### WHAT TO DO
Select all lines in the records that include "Roster".

━━ TASK DATA

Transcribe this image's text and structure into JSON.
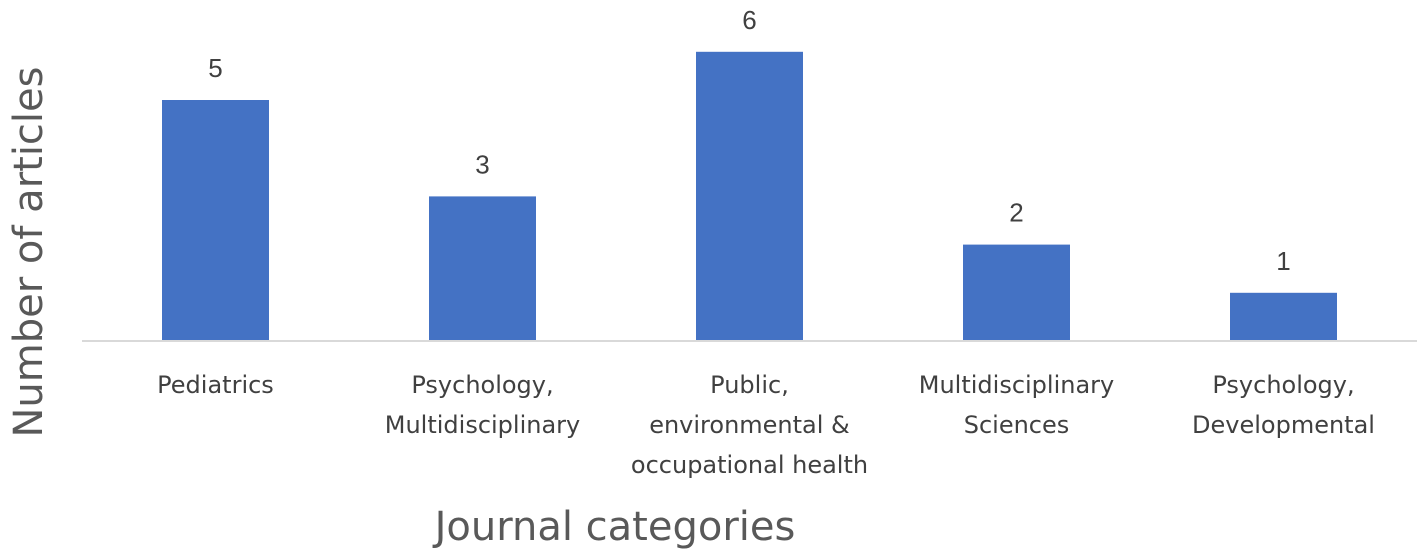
{
  "chart_data": {
    "type": "bar",
    "categories": [
      [
        "Pediatrics"
      ],
      [
        "Psychology,",
        "Multidisciplinary"
      ],
      [
        "Public,",
        "environmental &",
        "occupational health"
      ],
      [
        "Multidisciplinary",
        "Sciences"
      ],
      [
        "Psychology,",
        "Developmental"
      ]
    ],
    "values": [
      5,
      3,
      6,
      2,
      1
    ],
    "xlabel": "Journal categories",
    "ylabel": "Number of articles",
    "ylim": [
      0,
      6
    ],
    "grid": false,
    "legend": "none",
    "bar_color": "#4472C4",
    "data_labels": true
  }
}
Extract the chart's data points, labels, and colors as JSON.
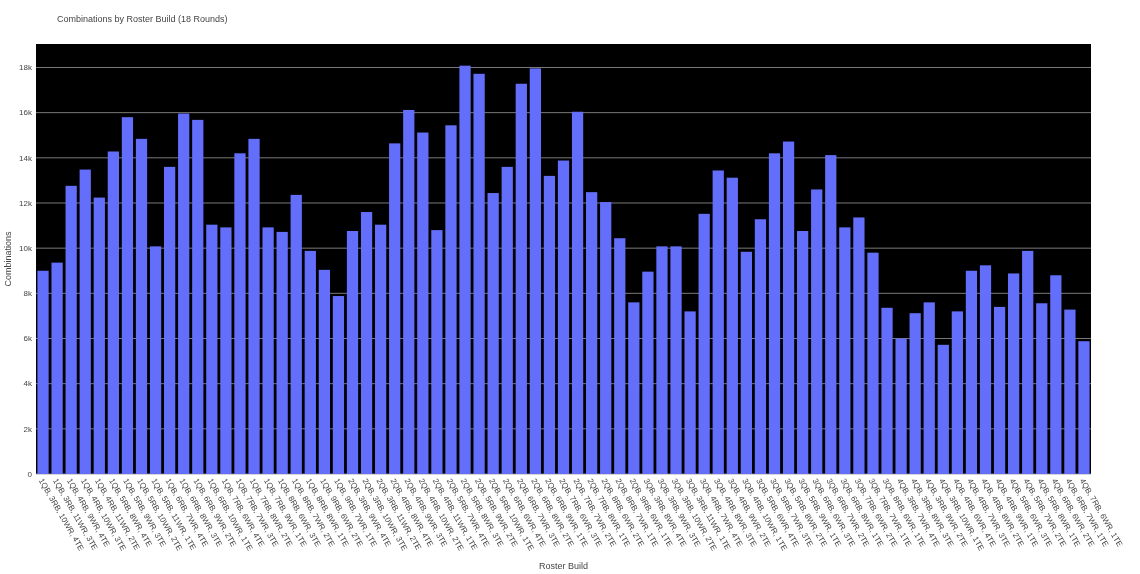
{
  "chart_data": {
    "type": "bar",
    "title": "Combinations by Roster Build (18 Rounds)",
    "xlabel": "Roster Build",
    "ylabel": "Combinations",
    "color": "#636efa",
    "categories": [
      "1QB, 3RB, 10WR, 4TE",
      "1QB, 3RB, 11WR, 3TE",
      "1QB, 4RB, 9WR, 4TE",
      "1QB, 4RB, 10WR, 3TE",
      "1QB, 4RB, 11WR, 2TE",
      "1QB, 5RB, 8WR, 4TE",
      "1QB, 5RB, 9WR, 3TE",
      "1QB, 5RB, 10WR, 2TE",
      "1QB, 5RB, 11WR, 1TE",
      "1QB, 6RB, 7WR, 4TE",
      "1QB, 6RB, 8WR, 3TE",
      "1QB, 6RB, 9WR, 2TE",
      "1QB, 6RB, 10WR, 1TE",
      "1QB, 7RB, 6WR, 4TE",
      "1QB, 7RB, 7WR, 3TE",
      "1QB, 7RB, 8WR, 2TE",
      "1QB, 7RB, 9WR, 1TE",
      "1QB, 8RB, 6WR, 3TE",
      "1QB, 8RB, 7WR, 2TE",
      "1QB, 8RB, 8WR, 1TE",
      "1QB, 9RB, 6WR, 2TE",
      "1QB, 9RB, 7WR, 1TE",
      "2QB, 3RB, 9WR, 4TE",
      "2QB, 3RB, 10WR, 3TE",
      "2QB, 3RB, 11WR, 2TE",
      "2QB, 4RB, 8WR, 4TE",
      "2QB, 4RB, 9WR, 3TE",
      "2QB, 4RB, 10WR, 2TE",
      "2QB, 4RB, 11WR, 1TE",
      "2QB, 5RB, 7WR, 4TE",
      "2QB, 5RB, 8WR, 3TE",
      "2QB, 5RB, 9WR, 2TE",
      "2QB, 5RB, 10WR, 1TE",
      "2QB, 6RB, 6WR, 4TE",
      "2QB, 6RB, 7WR, 3TE",
      "2QB, 6RB, 8WR, 2TE",
      "2QB, 6RB, 9WR, 1TE",
      "2QB, 7RB, 6WR, 3TE",
      "2QB, 7RB, 7WR, 2TE",
      "2QB, 7RB, 8WR, 1TE",
      "2QB, 8RB, 6WR, 2TE",
      "2QB, 8RB, 7WR, 1TE",
      "2QB, 9RB, 6WR, 1TE",
      "3QB, 3RB, 8WR, 4TE",
      "3QB, 3RB, 9WR, 3TE",
      "3QB, 3RB, 10WR, 2TE",
      "3QB, 3RB, 11WR, 1TE",
      "3QB, 4RB, 7WR, 4TE",
      "3QB, 4RB, 8WR, 3TE",
      "3QB, 4RB, 9WR, 2TE",
      "3QB, 4RB, 10WR, 1TE",
      "3QB, 5RB, 6WR, 4TE",
      "3QB, 5RB, 7WR, 3TE",
      "3QB, 5RB, 8WR, 2TE",
      "3QB, 5RB, 9WR, 1TE",
      "3QB, 6RB, 6WR, 3TE",
      "3QB, 6RB, 7WR, 2TE",
      "3QB, 6RB, 8WR, 1TE",
      "3QB, 7RB, 6WR, 2TE",
      "3QB, 7RB, 7WR, 1TE",
      "3QB, 8RB, 6WR, 1TE",
      "4QB, 3RB, 7WR, 4TE",
      "4QB, 3RB, 8WR, 3TE",
      "4QB, 3RB, 9WR, 2TE",
      "4QB, 3RB, 10WR, 1TE",
      "4QB, 4RB, 6WR, 4TE",
      "4QB, 4RB, 7WR, 3TE",
      "4QB, 4RB, 8WR, 2TE",
      "4QB, 4RB, 9WR, 1TE",
      "4QB, 5RB, 6WR, 3TE",
      "4QB, 5RB, 7WR, 2TE",
      "4QB, 5RB, 8WR, 1TE",
      "4QB, 6RB, 6WR, 2TE",
      "4QB, 6RB, 7WR, 1TE",
      "4QB, 7RB, 6WR, 1TE"
    ],
    "values": [
      9000,
      9360,
      12760,
      13480,
      12240,
      14280,
      15800,
      14840,
      10080,
      13600,
      15960,
      15680,
      11040,
      10920,
      14200,
      14840,
      10920,
      10720,
      12360,
      9880,
      9040,
      7880,
      10760,
      11600,
      11040,
      14640,
      16120,
      15120,
      10800,
      15440,
      18080,
      17720,
      12440,
      13600,
      17280,
      17960,
      13200,
      13880,
      16040,
      12480,
      12040,
      10440,
      7600,
      8960,
      10080,
      10080,
      7200,
      11520,
      13440,
      13120,
      9840,
      11280,
      14200,
      14720,
      10760,
      12600,
      14120,
      10920,
      11360,
      9800,
      7360,
      6000,
      7120,
      7600,
      5720,
      7200,
      9000,
      9240,
      7400,
      8880,
      9880,
      7560,
      8800,
      7280,
      5880
    ],
    "ylim": [
      0,
      19040
    ],
    "yticks": [
      0,
      {
        "value": 2000,
        "label": "2k"
      },
      {
        "value": 4000,
        "label": "4k"
      },
      {
        "value": 6000,
        "label": "6k"
      },
      {
        "value": 8000,
        "label": "8k"
      },
      {
        "value": 10000,
        "label": "10k"
      },
      {
        "value": 12000,
        "label": "12k"
      },
      {
        "value": 14000,
        "label": "14k"
      },
      {
        "value": 16000,
        "label": "16k"
      },
      {
        "value": 18000,
        "label": "18k"
      }
    ],
    "grid": "y"
  }
}
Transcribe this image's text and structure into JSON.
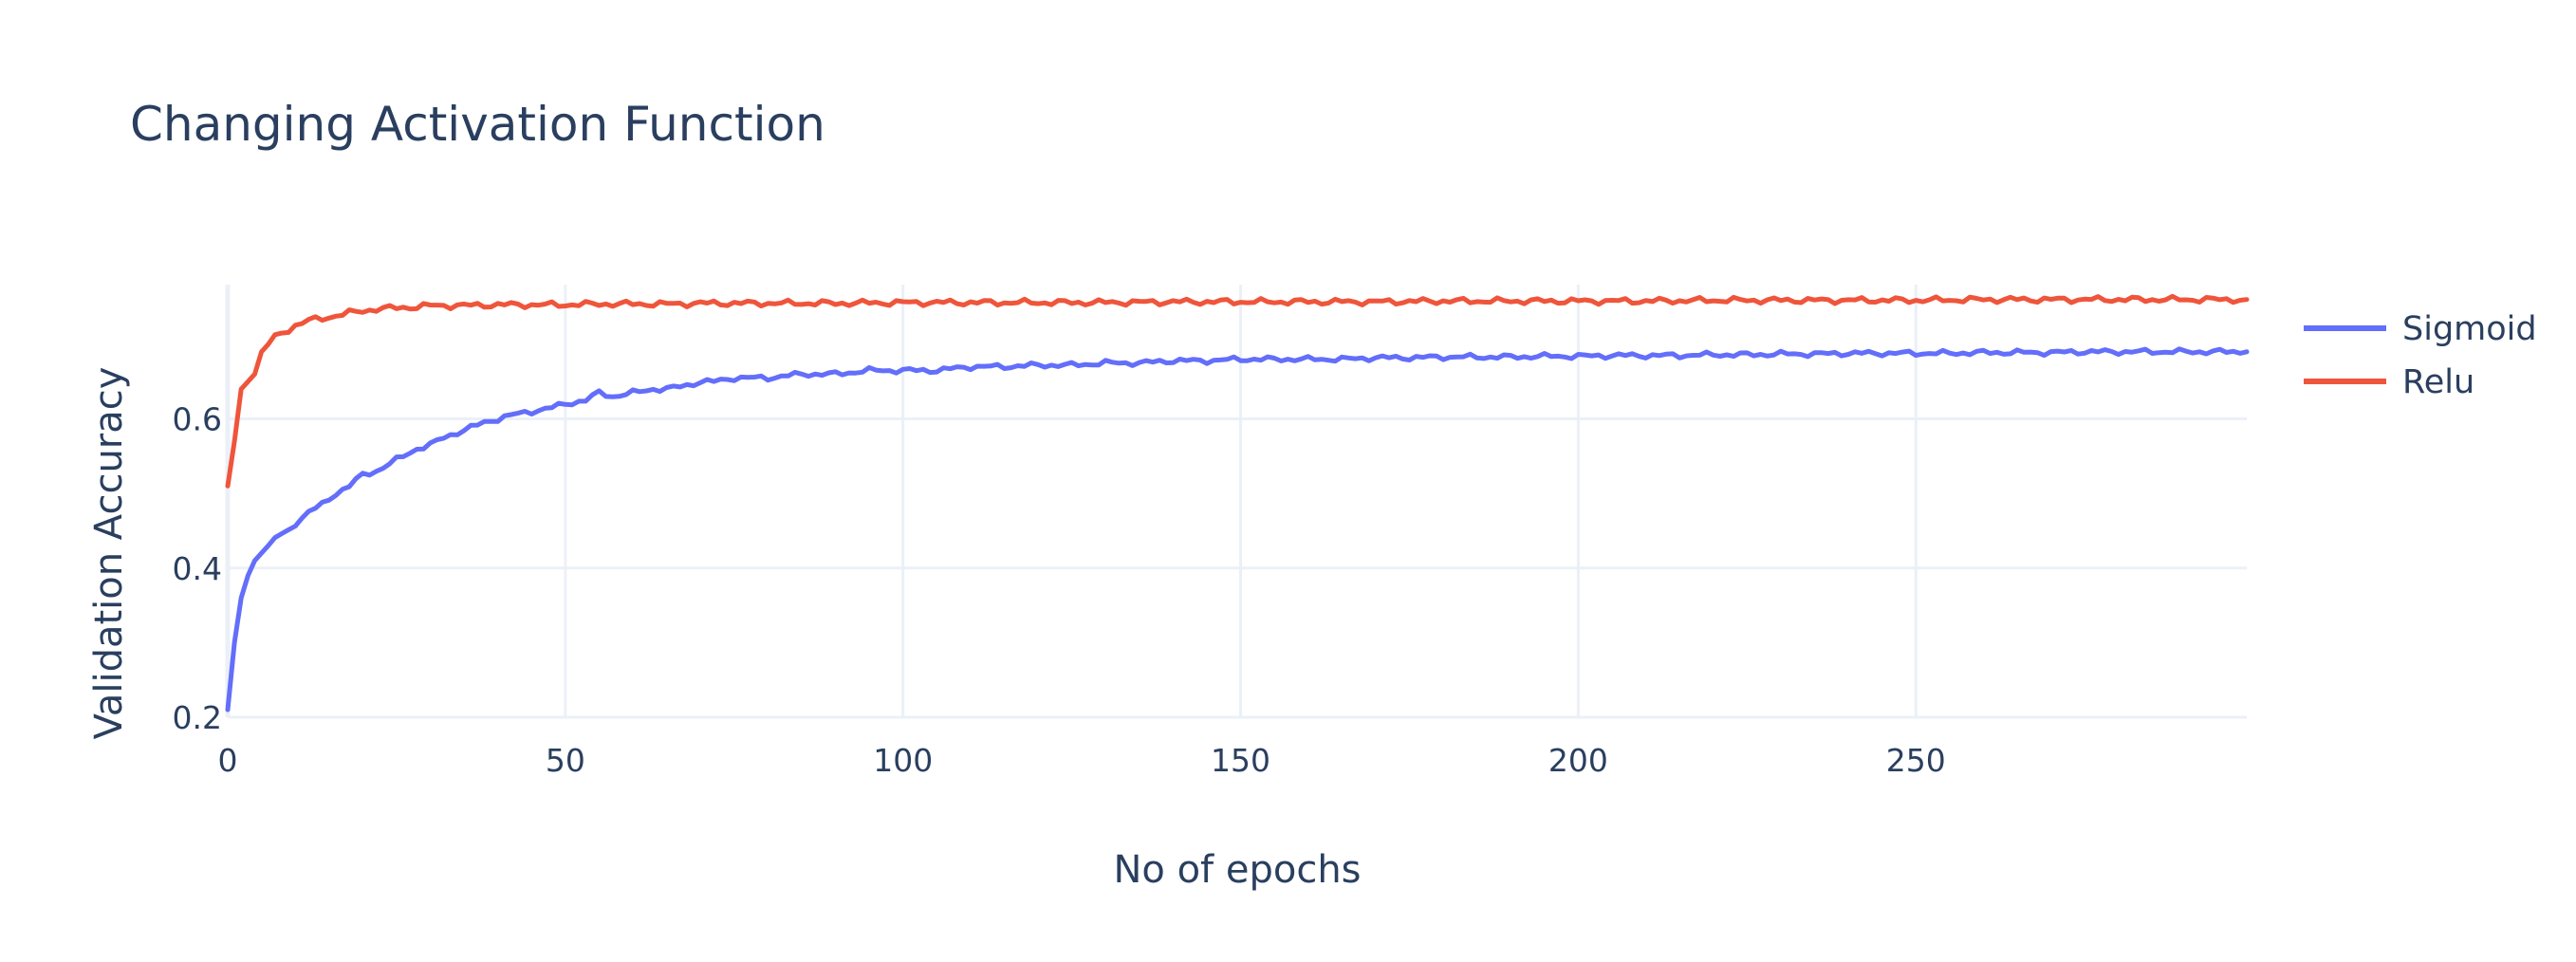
{
  "chart_data": {
    "type": "line",
    "title": "Changing Activation Function",
    "xlabel": "No of epochs",
    "ylabel": "Validation Accuracy",
    "xlim": [
      0,
      299
    ],
    "ylim": [
      0.2,
      0.78
    ],
    "xticks": [
      0,
      50,
      100,
      150,
      200,
      250
    ],
    "yticks": [
      0.2,
      0.4,
      0.6
    ],
    "ytick_labels": [
      "0.2",
      "0.4",
      "0.6"
    ],
    "grid": true,
    "legend_position": "top-right",
    "series": [
      {
        "name": "Sigmoid",
        "color": "#636efa",
        "x": [
          0,
          1,
          2,
          3,
          4,
          5,
          6,
          7,
          8,
          9,
          10,
          12,
          14,
          16,
          18,
          20,
          22,
          25,
          28,
          30,
          32,
          35,
          38,
          40,
          42,
          45,
          48,
          50,
          53,
          55,
          57,
          60,
          63,
          65,
          68,
          70,
          72,
          75,
          80,
          85,
          90,
          95,
          100,
          105,
          110,
          115,
          120,
          125,
          130,
          135,
          140,
          145,
          150,
          155,
          160,
          165,
          170,
          175,
          180,
          185,
          190,
          195,
          200,
          205,
          210,
          215,
          220,
          225,
          230,
          235,
          240,
          245,
          250,
          255,
          260,
          265,
          270,
          275,
          280,
          285,
          290,
          295,
          299
        ],
        "y": [
          0.21,
          0.3,
          0.36,
          0.39,
          0.41,
          0.42,
          0.43,
          0.44,
          0.445,
          0.45,
          0.46,
          0.475,
          0.485,
          0.5,
          0.51,
          0.525,
          0.53,
          0.545,
          0.56,
          0.565,
          0.575,
          0.585,
          0.595,
          0.6,
          0.605,
          0.61,
          0.615,
          0.62,
          0.625,
          0.635,
          0.63,
          0.635,
          0.64,
          0.64,
          0.645,
          0.65,
          0.65,
          0.655,
          0.655,
          0.66,
          0.66,
          0.665,
          0.665,
          0.665,
          0.67,
          0.67,
          0.672,
          0.672,
          0.675,
          0.675,
          0.678,
          0.678,
          0.68,
          0.68,
          0.68,
          0.68,
          0.682,
          0.682,
          0.683,
          0.683,
          0.683,
          0.684,
          0.684,
          0.685,
          0.685,
          0.685,
          0.686,
          0.686,
          0.687,
          0.687,
          0.688,
          0.688,
          0.688,
          0.688,
          0.689,
          0.689,
          0.689,
          0.69,
          0.69,
          0.69,
          0.69,
          0.69,
          0.69
        ]
      },
      {
        "name": "Relu",
        "color": "#ef553b",
        "x": [
          0,
          1,
          2,
          3,
          4,
          5,
          6,
          7,
          8,
          9,
          10,
          11,
          12,
          14,
          16,
          18,
          20,
          22,
          25,
          28,
          30,
          35,
          40,
          45,
          50,
          55,
          60,
          65,
          70,
          75,
          80,
          90,
          100,
          110,
          120,
          130,
          140,
          150,
          160,
          170,
          180,
          190,
          200,
          210,
          220,
          230,
          240,
          250,
          260,
          270,
          280,
          290,
          299
        ],
        "y": [
          0.51,
          0.57,
          0.64,
          0.65,
          0.66,
          0.69,
          0.7,
          0.71,
          0.715,
          0.72,
          0.725,
          0.728,
          0.732,
          0.735,
          0.738,
          0.742,
          0.745,
          0.747,
          0.749,
          0.75,
          0.752,
          0.752,
          0.753,
          0.753,
          0.753,
          0.754,
          0.754,
          0.754,
          0.755,
          0.755,
          0.755,
          0.755,
          0.756,
          0.756,
          0.756,
          0.756,
          0.757,
          0.757,
          0.757,
          0.757,
          0.758,
          0.758,
          0.758,
          0.758,
          0.759,
          0.759,
          0.759,
          0.759,
          0.76,
          0.76,
          0.76,
          0.76,
          0.76
        ]
      }
    ]
  }
}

━━━━

### EXERCISE OUTPUT
    "title": "Combinations by Roster Build (18 Rounds)",
    "xlabel": "Roster Build",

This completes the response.